What the task asks: Check each line of the records for "JSON"; collect those that have it.

Data to use:
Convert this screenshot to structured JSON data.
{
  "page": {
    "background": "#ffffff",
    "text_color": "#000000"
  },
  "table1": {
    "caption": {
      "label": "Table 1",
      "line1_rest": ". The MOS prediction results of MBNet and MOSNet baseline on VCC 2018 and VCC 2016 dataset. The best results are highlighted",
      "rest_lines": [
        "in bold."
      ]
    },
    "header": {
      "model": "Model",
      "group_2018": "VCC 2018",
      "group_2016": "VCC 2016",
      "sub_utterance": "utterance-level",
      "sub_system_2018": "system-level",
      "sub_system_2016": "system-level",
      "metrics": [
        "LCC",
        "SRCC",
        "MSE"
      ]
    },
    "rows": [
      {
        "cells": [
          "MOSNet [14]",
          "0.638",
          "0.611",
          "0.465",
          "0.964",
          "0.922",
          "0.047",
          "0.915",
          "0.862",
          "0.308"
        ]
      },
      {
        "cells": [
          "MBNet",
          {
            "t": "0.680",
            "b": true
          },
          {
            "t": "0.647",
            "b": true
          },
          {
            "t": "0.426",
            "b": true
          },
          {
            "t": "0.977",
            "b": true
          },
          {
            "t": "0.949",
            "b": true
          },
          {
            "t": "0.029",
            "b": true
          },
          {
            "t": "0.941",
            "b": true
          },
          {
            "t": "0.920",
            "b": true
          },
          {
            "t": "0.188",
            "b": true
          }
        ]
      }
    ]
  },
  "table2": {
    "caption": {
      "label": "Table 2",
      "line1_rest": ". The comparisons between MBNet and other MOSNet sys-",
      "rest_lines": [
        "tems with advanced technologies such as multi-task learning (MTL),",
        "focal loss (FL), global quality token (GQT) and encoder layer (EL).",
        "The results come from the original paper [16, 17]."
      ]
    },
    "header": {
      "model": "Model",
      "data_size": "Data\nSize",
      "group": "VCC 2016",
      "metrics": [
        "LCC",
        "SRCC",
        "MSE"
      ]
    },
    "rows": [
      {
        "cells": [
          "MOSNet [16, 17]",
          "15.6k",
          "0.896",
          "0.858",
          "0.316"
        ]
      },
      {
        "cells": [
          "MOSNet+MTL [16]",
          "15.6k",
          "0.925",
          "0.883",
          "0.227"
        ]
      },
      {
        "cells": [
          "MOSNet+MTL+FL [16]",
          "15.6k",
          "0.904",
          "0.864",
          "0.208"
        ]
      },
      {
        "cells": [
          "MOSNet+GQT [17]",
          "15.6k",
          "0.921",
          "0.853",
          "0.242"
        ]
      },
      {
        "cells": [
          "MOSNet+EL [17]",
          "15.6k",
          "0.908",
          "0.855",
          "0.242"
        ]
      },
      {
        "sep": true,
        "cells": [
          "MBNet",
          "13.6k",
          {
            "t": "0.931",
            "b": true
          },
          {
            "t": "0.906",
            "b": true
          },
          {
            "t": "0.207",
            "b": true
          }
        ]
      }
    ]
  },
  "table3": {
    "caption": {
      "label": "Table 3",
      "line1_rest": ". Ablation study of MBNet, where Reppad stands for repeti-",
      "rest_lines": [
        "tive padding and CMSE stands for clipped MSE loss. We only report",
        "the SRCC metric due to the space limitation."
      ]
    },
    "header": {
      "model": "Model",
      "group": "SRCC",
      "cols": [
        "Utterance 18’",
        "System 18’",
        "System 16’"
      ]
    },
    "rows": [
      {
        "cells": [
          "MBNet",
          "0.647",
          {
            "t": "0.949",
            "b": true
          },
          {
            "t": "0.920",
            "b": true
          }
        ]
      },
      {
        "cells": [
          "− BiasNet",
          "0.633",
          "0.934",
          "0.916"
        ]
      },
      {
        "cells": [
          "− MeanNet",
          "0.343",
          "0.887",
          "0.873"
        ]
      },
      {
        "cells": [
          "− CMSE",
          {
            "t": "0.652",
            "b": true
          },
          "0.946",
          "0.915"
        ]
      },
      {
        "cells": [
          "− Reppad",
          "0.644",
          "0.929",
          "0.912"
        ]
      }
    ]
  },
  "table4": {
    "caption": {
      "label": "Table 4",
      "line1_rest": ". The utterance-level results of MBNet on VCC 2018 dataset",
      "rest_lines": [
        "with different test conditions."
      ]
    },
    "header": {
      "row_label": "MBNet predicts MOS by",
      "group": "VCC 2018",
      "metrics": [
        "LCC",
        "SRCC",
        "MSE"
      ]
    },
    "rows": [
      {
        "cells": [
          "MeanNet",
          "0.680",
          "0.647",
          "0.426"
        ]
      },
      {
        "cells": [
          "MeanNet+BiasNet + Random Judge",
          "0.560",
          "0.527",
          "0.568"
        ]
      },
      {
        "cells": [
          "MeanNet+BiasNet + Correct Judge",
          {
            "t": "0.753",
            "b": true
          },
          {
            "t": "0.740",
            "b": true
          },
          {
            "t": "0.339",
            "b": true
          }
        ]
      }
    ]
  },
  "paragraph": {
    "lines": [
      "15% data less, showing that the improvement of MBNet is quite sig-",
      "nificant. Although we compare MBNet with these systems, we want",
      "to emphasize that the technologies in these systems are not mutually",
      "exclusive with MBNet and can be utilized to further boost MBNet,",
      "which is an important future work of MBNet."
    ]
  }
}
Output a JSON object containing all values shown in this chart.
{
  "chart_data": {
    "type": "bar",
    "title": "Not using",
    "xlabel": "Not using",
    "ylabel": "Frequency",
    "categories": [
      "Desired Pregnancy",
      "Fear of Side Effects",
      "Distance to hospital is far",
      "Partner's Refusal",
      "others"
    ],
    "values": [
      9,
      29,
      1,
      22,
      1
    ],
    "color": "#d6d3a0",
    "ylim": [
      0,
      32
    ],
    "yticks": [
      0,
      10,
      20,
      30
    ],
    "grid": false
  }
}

Full output:
Convert this screenshot to structured JSON data.
Output a JSON object containing all values shown in this chart.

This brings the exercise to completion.